● **Directions for this task**: Search the data below for the string "BARAGUDHA". Extract every line that contains it.

====================

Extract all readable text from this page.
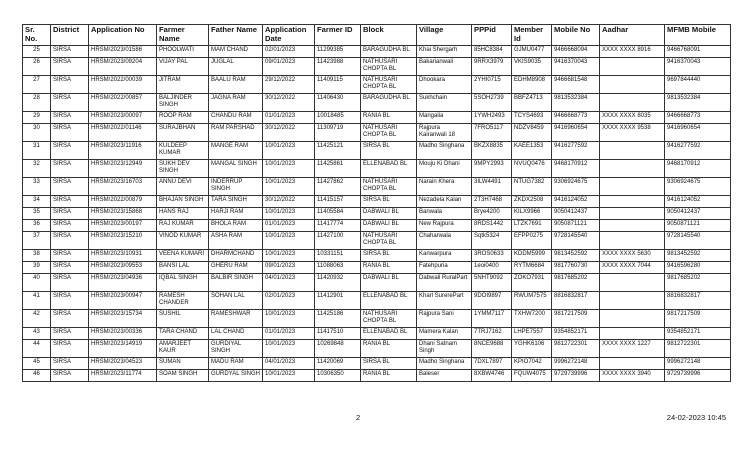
Sr. No.	District	Application No	Farmer Name	Father Name	Application Date	Farmer ID	Block	Village	PPPid	Member Id	Mobile No	Aadhar	MFMB Mobile
25	SIRSA	HRSM/2023/01586	PHOOLWATI	MAM CHAND	02/01/2023	11299385	BARAGUDHA BL	Khai Shergarh	85HC8384	GJMU0477	9466668094	XXXX XXXX 8916	9466768091
26	SIRSA	HRSM/2023/09204	VIJAY PAL	JUGLAL	09/01/2023	11423988	NATHUSARI CHOPTA BL	Bakarianwali	9RRX3979	VKIS9035	9416370043		9416370043
27	SIRSA	HRSM/2022/00039	JITRAM	BAALU RAM	29/12/2022	11409115	NATHUSARI CHOPTA BL	Dhookara	2YHI0715	EDHM8908	9466681548		9697844440
28	SIRSA	HRSM/2022/00857	BALJINDER SINGH	JAGNA RAM	30/12/2022	11406430	BARAGUDHA BL	Sukhchain	5SOH2739	BBFZ4713	9813532384		9813532384
29	SIRSA	HRSM/2023/00097	ROOP RAM	CHANDU RAM	01/01/2023	10018485	RANIA BL	Mangalia	1YWH2493	TCYS4693	9466668773	XXXX XXXX 8035	9466668773
30	SIRSA	HRSM/2022/01146	SURAJBHAN	RAM PARSHAD	30/12/2022	11309719	NATHUSARI CHOPTA BL	Rajpura Kairanwali 18	7FRO5117	NDZV8459	9416960654	XXXX XXXX 9538	9416960654
31	SIRSA	HRSM/2023/11916	KULDEEP KUMAR	MANGE RAM	10/01/2023	11425121	SIRSA BL	Madho Singhana	BKZX8835	KAEE1353	9416277592		9416277592
32	SIRSA	HRSM/2023/12949	SUKH DEV SINGH	MANGAL SINGH	10/01/2023	11425861	ELLENABAD BL	Mouju Ki Dhani	9MPY2993	NVUQ0476	9468170912		9468170912
33	SIRSA	HRSM/2023/16703	ANNU DEVI	INDERRUP SINGH	10/01/2023	11427862	NATHUSARI CHOPTA BL	Narain Khera	3ILW4491	NTUG7382	9306924675		9306924675
34	SIRSA	HRSM/2022/00879	BHAJAN SINGH	TARA SINGH	30/12/2022	11415157	SIRSA BL	Nezadela Kalan	2T3H7468	ZKDX2508	9416124052		9416124052
35	SIRSA	HRSM/2023/15868	HANS RAJ	HARJI RAM	10/01/2023	11405584	DABWALI BL	Banwala	Brye4200	KILX9966	9050412437		9050412437
36	SIRSA	HRSM/2023/00197	RAJ KUMAR	BHOLA RAM	01/01/2023	11417774	DABWALI BL	New Rajpura	8RDS1442	LTZK7691	9050871121		9050871121
37	SIRSA	HRSM/2023/15210	VINOD KUMAR	ASHA RAM	10/01/2023	11427100	NATHUSARI CHOPTA BL	Chaharwala	Sqtk5324	EFPP0275	9728145540		9728145540
38	SIRSA	HRSM/2023/10931	VEENA KUMARI	DHARMCHAND	10/01/2023	10331151	SIRSA BL	Kanwarpura	3ROS0633	KDDM5999	9813452592	XXXX XXXX 5630	9813452592
39	SIRSA	HRSM/2023/09553	BANSI LAL	GHERU RAM	09/01/2023	11088063	RANIA BL	Fatehpuria	1eoi0400	RYTM6684	9817760730	XXXX XXXX 7044	9416596280
40	SIRSA	HRSM/2023/04936	IQBAL SINGH	BALBIR SINGH	04/01/2023	11420932	DABWALI BL	Dabwali RuralPart	5NHT9092	ZOKO7931	9817685202		9817685202
41	SIRSA	HRSM/2023/00947	RAMESH CHANDER	SOHAN LAL	02/01/2023	11412901	ELLENABAD BL	Kharl SurerePart	9DOI9897	RWUM7575	8816832817		8816832817
42	SIRSA	HRSM/2023/15734	SUSHIL	RAMESHWAR	10/01/2023	11425186	NATHUSARI CHOPTA BL	Rajpura Sani	1YMM7117	TXHW7200	9817217509		9817217509
43	SIRSA	HRSM/2023/00336	TARA CHAND	LAL CHAND	01/01/2023	11417510	ELLENABAD BL	Mamera Kalan	7TRJ7162	LHPE7557	9354852171		9354852171
44	SIRSA	HRSM/2023/14919	AMARJEET KAUR	GURDIYAL SINGH	10/01/2023	10269848	RANIA BL	Dhani Satnam Singh	8NCE9688	YGHK6106	9812722301	XXXX XXXX 1227	9812722301
45	SIRSA	HRSM/2023/04523	SUMAN	MADU RAM	04/01/2023	11420069	SIRSA BL	Madho Singhana	7DXL7897	KPIO7042	9996272148		9996272148
46	SIRSA	HRSM/2023/11774	SOAM SINGH	GURDYAL SINGH	10/01/2023	10306350	RANIA BL	Baleser	8XBW4746	FQUW4075	9729739996	XXXX XXXX 3940	9729739996
2	24-02-2023 10:45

====================

● **Output for this task**:
25	SIRSA	HRSM/2023/01586	PHOOLWATI	MAM CHAND	02/01/2023	11299385	BARAGUDHA BL	Khai Shergarh	85HC8384	GJMU0477	9466668094	XXXX XXXX 8916	9466768091
28	SIRSA	HRSM/2022/00857	BALJINDER SINGH	JAGNA RAM	30/12/2022	11406430	BARAGUDHA BL	Sukhchain	5SOH2739	BBFZ4713	9813532384		9813532384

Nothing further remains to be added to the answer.